» **Short problem**:
Write out the whole of the material exactly.

» **Exercise inputs**:
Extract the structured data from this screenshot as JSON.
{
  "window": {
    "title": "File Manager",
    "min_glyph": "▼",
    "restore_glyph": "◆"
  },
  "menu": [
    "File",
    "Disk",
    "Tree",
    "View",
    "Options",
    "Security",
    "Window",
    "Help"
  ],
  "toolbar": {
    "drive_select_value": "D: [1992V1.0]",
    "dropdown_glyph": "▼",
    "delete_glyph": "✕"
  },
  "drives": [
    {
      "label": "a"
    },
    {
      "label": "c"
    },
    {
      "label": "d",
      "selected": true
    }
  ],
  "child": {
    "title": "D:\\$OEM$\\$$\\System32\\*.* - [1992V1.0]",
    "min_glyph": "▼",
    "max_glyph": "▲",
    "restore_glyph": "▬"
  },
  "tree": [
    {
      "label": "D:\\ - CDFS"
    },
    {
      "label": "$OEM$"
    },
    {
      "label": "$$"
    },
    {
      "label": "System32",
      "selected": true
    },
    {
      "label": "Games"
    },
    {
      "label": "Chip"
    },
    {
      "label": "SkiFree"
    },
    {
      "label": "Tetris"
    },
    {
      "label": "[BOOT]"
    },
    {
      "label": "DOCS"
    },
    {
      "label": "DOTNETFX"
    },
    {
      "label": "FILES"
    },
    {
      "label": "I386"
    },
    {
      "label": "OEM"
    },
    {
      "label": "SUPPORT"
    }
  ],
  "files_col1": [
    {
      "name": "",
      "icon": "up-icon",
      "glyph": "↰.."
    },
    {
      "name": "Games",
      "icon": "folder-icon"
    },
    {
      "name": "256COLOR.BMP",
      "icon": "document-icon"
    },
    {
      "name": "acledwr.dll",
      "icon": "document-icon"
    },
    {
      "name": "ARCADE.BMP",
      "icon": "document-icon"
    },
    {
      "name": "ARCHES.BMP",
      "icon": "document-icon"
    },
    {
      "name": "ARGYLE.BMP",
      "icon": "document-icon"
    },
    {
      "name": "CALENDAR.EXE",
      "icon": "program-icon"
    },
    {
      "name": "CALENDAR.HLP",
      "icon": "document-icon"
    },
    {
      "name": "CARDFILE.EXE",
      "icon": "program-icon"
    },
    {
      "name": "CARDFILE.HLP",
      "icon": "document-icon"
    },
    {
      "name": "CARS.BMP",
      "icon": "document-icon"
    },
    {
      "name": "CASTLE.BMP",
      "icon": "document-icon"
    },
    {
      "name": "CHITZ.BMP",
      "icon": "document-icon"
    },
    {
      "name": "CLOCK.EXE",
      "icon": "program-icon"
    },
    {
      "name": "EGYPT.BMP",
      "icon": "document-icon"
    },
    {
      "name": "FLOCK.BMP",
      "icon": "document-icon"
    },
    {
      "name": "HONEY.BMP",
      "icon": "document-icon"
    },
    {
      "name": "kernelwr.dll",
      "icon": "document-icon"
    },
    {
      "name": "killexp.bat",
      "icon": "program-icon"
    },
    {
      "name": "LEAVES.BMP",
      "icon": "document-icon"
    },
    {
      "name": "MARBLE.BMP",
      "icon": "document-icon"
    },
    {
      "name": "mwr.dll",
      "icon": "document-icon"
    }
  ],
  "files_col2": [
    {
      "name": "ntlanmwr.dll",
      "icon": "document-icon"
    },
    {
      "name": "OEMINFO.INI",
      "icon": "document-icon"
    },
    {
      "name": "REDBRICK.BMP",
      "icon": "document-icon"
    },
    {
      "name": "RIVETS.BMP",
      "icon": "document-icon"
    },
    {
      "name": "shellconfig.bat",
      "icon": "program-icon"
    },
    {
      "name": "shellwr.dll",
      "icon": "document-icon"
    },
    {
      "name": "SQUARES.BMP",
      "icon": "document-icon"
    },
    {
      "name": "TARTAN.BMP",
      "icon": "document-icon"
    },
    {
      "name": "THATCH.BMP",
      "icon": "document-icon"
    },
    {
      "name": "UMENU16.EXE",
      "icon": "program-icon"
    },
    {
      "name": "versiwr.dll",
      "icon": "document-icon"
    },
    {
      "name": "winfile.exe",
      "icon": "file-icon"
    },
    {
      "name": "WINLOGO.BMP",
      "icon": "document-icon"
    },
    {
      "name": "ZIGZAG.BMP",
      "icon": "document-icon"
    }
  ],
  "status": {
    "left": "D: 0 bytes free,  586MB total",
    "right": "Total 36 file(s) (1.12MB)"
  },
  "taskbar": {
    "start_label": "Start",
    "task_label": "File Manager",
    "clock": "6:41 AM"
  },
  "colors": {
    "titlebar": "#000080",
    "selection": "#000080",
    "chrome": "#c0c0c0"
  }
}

» **Solved problem**:
Extract the structured data from this screenshot as JSON.
{
  "window": {
    "title": "File Manager",
    "min_glyph": "▼",
    "restore_glyph": "◆"
  },
  "menu": [
    "File",
    "Disk",
    "Tree",
    "View",
    "Options",
    "Security",
    "Window",
    "Help"
  ],
  "toolbar": {
    "drive_select_value": "D: [1992V1.0]",
    "dropdown_glyph": "▼",
    "delete_glyph": "✕"
  },
  "drives": [
    {
      "label": "a"
    },
    {
      "label": "c"
    },
    {
      "label": "d",
      "selected": true
    }
  ],
  "child": {
    "title": "D:\\$OEM$\\$$\\System32\\*.* - [1992V1.0]",
    "min_glyph": "▼",
    "max_glyph": "▲",
    "restore_glyph": "▬"
  },
  "tree": [
    {
      "label": "D:\\ - CDFS"
    },
    {
      "label": "$OEM$"
    },
    {
      "label": "$$"
    },
    {
      "label": "System32",
      "selected": true
    },
    {
      "label": "Games"
    },
    {
      "label": "Chip"
    },
    {
      "label": "SkiFree"
    },
    {
      "label": "Tetris"
    },
    {
      "label": "[BOOT]"
    },
    {
      "label": "DOCS"
    },
    {
      "label": "DOTNETFX"
    },
    {
      "label": "FILES"
    },
    {
      "label": "I386"
    },
    {
      "label": "OEM"
    },
    {
      "label": "SUPPORT"
    }
  ],
  "files_col1": [
    {
      "name": "",
      "icon": "up-icon",
      "glyph": "↰.."
    },
    {
      "name": "Games",
      "icon": "folder-icon"
    },
    {
      "name": "256COLOR.BMP",
      "icon": "document-icon"
    },
    {
      "name": "acledwr.dll",
      "icon": "document-icon"
    },
    {
      "name": "ARCADE.BMP",
      "icon": "document-icon"
    },
    {
      "name": "ARCHES.BMP",
      "icon": "document-icon"
    },
    {
      "name": "ARGYLE.BMP",
      "icon": "document-icon"
    },
    {
      "name": "CALENDAR.EXE",
      "icon": "program-icon"
    },
    {
      "name": "CALENDAR.HLP",
      "icon": "document-icon"
    },
    {
      "name": "CARDFILE.EXE",
      "icon": "program-icon"
    },
    {
      "name": "CARDFILE.HLP",
      "icon": "document-icon"
    },
    {
      "name": "CARS.BMP",
      "icon": "document-icon"
    },
    {
      "name": "CASTLE.BMP",
      "icon": "document-icon"
    },
    {
      "name": "CHITZ.BMP",
      "icon": "document-icon"
    },
    {
      "name": "CLOCK.EXE",
      "icon": "program-icon"
    },
    {
      "name": "EGYPT.BMP",
      "icon": "document-icon"
    },
    {
      "name": "FLOCK.BMP",
      "icon": "document-icon"
    },
    {
      "name": "HONEY.BMP",
      "icon": "document-icon"
    },
    {
      "name": "kernelwr.dll",
      "icon": "document-icon"
    },
    {
      "name": "killexp.bat",
      "icon": "program-icon"
    },
    {
      "name": "LEAVES.BMP",
      "icon": "document-icon"
    },
    {
      "name": "MARBLE.BMP",
      "icon": "document-icon"
    },
    {
      "name": "mwr.dll",
      "icon": "document-icon"
    }
  ],
  "files_col2": [
    {
      "name": "ntlanmwr.dll",
      "icon": "document-icon"
    },
    {
      "name": "OEMINFO.INI",
      "icon": "document-icon"
    },
    {
      "name": "REDBRICK.BMP",
      "icon": "document-icon"
    },
    {
      "name": "RIVETS.BMP",
      "icon": "document-icon"
    },
    {
      "name": "shellconfig.bat",
      "icon": "program-icon"
    },
    {
      "name": "shellwr.dll",
      "icon": "document-icon"
    },
    {
      "name": "SQUARES.BMP",
      "icon": "document-icon"
    },
    {
      "name": "TARTAN.BMP",
      "icon": "document-icon"
    },
    {
      "name": "THATCH.BMP",
      "icon": "document-icon"
    },
    {
      "name": "UMENU16.EXE",
      "icon": "program-icon"
    },
    {
      "name": "versiwr.dll",
      "icon": "document-icon"
    },
    {
      "name": "winfile.exe",
      "icon": "file-icon"
    },
    {
      "name": "WINLOGO.BMP",
      "icon": "document-icon"
    },
    {
      "name": "ZIGZAG.BMP",
      "icon": "document-icon"
    }
  ],
  "status": {
    "left": "D: 0 bytes free,  586MB total",
    "right": "Total 36 file(s) (1.12MB)"
  },
  "taskbar": {
    "start_label": "Start",
    "task_label": "File Manager",
    "clock": "6:41 AM"
  },
  "colors": {
    "titlebar": "#000080",
    "selection": "#000080",
    "chrome": "#c0c0c0"
  }
}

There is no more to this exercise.